(Stored records)

**********

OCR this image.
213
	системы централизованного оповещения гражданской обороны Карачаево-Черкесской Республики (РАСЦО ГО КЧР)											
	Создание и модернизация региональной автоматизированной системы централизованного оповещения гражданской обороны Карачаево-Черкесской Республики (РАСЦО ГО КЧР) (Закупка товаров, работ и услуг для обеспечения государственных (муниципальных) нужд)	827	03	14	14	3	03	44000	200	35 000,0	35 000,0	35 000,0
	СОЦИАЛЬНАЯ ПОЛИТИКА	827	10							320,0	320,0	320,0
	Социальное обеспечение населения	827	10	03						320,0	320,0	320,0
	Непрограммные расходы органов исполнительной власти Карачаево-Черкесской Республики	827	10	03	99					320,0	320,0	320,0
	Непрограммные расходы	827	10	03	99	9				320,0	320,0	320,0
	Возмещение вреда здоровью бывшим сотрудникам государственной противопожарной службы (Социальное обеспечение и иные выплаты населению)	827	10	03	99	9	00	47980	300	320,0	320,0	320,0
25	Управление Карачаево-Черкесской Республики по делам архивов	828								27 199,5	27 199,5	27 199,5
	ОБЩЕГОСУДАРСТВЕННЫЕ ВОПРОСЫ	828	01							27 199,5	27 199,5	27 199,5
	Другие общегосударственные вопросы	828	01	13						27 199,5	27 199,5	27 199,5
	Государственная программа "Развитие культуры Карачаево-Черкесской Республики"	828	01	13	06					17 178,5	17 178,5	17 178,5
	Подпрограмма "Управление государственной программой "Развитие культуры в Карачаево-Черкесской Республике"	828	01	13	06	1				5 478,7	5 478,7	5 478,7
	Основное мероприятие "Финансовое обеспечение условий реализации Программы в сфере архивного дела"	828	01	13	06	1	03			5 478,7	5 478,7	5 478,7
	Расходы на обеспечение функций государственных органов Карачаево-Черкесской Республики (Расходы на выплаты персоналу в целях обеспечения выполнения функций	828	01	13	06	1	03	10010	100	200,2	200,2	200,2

**********

Give back the whole listing exactly as it reads.

OCR this image.
213
	системы централизованного оповещения гражданской обороны Карачаево-Черкесской Республики (РАСЦО ГО КЧР)											
	Создание и модернизация региональной автоматизированной системы централизованного оповещения гражданской обороны Карачаево-Черкесской Республики (РАСЦО ГО КЧР) (Закупка товаров, работ и услуг для обеспечения государственных (муниципальных) нужд)	827	03	14	14	3	03	44000	200	35 000,0	35 000,0	35 000,0
	СОЦИАЛЬНАЯ ПОЛИТИКА	827	10							320,0	320,0	320,0
	Социальное обеспечение населения	827	10	03						320,0	320,0	320,0
	Непрограммные расходы органов исполнительной власти Карачаево-Черкесской Республики	827	10	03	99					320,0	320,0	320,0
	Непрограммные расходы	827	10	03	99	9				320,0	320,0	320,0
	Возмещение вреда здоровью бывшим сотрудникам государственной противопожарной службы (Социальное обеспечение и иные выплаты населению)	827	10	03	99	9	00	47980	300	320,0	320,0	320,0
25	Управление Карачаево-Черкесской Республики по делам архивов	828								27 199,5	27 199,5	27 199,5
	ОБЩЕГОСУДАРСТВЕННЫЕ ВОПРОСЫ	828	01							27 199,5	27 199,5	27 199,5
	Другие общегосударственные вопросы	828	01	13						27 199,5	27 199,5	27 199,5
	Государственная программа "Развитие культуры Карачаево-Черкесской Республики"	828	01	13	06					17 178,5	17 178,5	17 178,5
	Подпрограмма "Управление государственной программой "Развитие культуры в Карачаево-Черкесской Республике"	828	01	13	06	1				5 478,7	5 478,7	5 478,7
	Основное мероприятие "Финансовое обеспечение условий реализации Программы в сфере архивного дела"	828	01	13	06	1	03			5 478,7	5 478,7	5 478,7
	Расходы на обеспечение функций государственных органов Карачаево-Черкесской Республики (Расходы на выплаты персоналу в целях обеспечения выполнения функций	828	01	13	06	1	03	10010	100	200,2	200,2	200,2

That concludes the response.